PROBLEM STATEMENT:
Each line that holds the word "Heap" is to be identified and copied.

DATA SUPPLIED:
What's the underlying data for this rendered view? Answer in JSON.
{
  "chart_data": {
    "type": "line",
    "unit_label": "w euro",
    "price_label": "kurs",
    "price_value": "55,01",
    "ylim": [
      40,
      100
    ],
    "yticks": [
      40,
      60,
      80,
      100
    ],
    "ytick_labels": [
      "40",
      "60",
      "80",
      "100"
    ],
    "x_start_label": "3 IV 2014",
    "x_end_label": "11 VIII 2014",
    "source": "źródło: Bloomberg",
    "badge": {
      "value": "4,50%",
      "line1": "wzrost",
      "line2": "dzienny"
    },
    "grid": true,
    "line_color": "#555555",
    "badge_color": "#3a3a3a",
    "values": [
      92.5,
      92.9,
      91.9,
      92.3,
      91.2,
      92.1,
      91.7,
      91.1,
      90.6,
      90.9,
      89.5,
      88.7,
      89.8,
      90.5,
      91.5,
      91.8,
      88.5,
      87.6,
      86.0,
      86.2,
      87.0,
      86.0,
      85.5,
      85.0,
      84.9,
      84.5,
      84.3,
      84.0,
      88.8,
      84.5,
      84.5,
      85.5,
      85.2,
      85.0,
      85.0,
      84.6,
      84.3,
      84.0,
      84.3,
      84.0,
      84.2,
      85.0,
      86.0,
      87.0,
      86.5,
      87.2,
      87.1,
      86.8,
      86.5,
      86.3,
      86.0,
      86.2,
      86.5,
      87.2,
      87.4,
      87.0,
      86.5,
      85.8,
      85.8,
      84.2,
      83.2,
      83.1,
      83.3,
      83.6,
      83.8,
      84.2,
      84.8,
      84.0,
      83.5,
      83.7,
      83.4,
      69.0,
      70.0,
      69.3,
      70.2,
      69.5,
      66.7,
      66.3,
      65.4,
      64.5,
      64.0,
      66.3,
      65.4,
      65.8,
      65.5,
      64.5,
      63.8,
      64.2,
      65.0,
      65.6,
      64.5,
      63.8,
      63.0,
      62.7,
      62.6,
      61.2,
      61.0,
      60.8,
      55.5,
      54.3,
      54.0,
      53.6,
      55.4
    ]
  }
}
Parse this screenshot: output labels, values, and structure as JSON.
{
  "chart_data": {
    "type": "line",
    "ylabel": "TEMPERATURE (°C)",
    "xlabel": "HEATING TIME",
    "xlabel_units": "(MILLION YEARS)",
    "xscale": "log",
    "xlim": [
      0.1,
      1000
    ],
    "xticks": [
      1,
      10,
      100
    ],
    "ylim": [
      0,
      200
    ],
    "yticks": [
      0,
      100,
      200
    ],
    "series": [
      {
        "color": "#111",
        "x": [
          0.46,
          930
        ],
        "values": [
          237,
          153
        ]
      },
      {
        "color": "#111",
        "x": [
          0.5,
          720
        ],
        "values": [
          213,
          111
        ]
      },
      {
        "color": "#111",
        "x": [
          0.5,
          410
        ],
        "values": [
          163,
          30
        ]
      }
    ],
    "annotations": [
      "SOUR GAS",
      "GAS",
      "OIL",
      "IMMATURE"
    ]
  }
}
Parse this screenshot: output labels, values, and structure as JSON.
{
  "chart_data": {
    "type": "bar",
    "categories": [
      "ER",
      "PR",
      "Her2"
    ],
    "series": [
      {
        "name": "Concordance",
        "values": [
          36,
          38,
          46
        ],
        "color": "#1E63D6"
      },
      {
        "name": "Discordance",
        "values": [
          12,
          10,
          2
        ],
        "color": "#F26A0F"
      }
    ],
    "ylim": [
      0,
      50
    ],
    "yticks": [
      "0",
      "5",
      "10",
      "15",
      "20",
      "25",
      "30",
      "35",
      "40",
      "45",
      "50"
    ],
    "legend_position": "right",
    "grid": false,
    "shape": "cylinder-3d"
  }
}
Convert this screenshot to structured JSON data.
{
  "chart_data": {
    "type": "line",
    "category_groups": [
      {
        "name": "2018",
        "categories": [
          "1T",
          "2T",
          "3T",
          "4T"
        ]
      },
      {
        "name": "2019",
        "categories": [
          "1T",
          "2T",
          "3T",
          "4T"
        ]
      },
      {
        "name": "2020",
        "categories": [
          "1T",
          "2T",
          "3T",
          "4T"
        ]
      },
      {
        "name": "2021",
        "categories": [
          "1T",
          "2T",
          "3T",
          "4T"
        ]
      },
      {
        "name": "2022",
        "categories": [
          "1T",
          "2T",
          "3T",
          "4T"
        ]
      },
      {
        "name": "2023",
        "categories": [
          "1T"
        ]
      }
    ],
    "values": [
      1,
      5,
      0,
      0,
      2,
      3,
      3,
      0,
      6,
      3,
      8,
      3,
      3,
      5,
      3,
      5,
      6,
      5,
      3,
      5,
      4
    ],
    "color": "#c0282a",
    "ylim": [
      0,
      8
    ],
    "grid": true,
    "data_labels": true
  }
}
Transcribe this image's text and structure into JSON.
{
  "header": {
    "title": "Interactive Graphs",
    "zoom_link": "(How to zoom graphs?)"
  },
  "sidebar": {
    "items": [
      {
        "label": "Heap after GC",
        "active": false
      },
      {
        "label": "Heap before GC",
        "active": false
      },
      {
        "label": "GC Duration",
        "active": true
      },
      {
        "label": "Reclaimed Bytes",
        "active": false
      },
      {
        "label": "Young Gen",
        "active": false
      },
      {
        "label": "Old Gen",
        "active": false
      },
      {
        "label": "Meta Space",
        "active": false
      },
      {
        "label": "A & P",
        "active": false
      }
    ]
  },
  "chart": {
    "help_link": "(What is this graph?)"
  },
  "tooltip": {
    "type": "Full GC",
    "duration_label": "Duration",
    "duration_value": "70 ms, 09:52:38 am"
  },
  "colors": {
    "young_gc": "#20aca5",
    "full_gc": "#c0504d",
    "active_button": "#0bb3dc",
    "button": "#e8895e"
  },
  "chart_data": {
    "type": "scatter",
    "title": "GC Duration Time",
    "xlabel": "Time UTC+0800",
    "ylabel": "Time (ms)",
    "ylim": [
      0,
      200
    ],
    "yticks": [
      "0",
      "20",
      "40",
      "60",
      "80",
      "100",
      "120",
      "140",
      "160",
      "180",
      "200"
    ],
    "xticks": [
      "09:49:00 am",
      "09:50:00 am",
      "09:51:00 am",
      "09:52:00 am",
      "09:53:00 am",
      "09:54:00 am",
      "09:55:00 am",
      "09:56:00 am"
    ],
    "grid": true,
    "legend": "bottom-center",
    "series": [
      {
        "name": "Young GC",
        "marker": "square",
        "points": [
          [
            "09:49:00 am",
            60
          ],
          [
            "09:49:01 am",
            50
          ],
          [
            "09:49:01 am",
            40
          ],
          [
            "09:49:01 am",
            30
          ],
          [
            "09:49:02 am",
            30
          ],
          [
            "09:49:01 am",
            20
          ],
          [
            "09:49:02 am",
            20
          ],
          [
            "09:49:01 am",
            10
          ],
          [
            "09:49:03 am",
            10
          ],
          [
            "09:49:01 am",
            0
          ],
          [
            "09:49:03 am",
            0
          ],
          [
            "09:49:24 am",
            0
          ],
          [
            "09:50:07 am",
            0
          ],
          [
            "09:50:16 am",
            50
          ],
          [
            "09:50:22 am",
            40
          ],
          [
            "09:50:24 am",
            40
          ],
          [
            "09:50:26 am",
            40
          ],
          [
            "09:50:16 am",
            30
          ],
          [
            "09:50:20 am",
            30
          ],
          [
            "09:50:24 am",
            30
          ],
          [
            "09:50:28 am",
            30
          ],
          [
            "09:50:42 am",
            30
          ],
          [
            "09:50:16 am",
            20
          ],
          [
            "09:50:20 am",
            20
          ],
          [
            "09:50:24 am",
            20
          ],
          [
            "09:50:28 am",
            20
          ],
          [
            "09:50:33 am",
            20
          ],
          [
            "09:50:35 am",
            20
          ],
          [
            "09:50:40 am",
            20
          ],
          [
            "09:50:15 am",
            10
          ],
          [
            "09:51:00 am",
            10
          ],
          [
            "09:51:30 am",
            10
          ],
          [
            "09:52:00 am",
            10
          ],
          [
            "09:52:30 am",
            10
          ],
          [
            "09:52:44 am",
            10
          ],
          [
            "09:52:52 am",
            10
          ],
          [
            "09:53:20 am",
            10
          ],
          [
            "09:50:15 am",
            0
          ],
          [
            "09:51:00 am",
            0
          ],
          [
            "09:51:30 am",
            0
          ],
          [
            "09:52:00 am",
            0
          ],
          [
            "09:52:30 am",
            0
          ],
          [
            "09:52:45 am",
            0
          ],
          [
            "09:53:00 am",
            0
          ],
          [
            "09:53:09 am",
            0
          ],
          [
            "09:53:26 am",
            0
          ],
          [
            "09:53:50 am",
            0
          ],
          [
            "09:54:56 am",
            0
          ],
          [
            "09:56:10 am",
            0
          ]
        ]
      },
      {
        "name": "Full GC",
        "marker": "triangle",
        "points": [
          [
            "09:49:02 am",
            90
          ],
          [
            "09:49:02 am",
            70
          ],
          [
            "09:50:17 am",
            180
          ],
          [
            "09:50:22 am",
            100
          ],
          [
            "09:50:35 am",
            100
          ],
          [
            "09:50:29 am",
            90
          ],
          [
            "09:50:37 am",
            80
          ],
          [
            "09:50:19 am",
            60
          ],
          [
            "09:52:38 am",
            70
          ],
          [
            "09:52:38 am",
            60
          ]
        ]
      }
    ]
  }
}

OUTPUT OF THE EXERCISE:
        "label": "Heap after GC",
        "label": "Heap before GC",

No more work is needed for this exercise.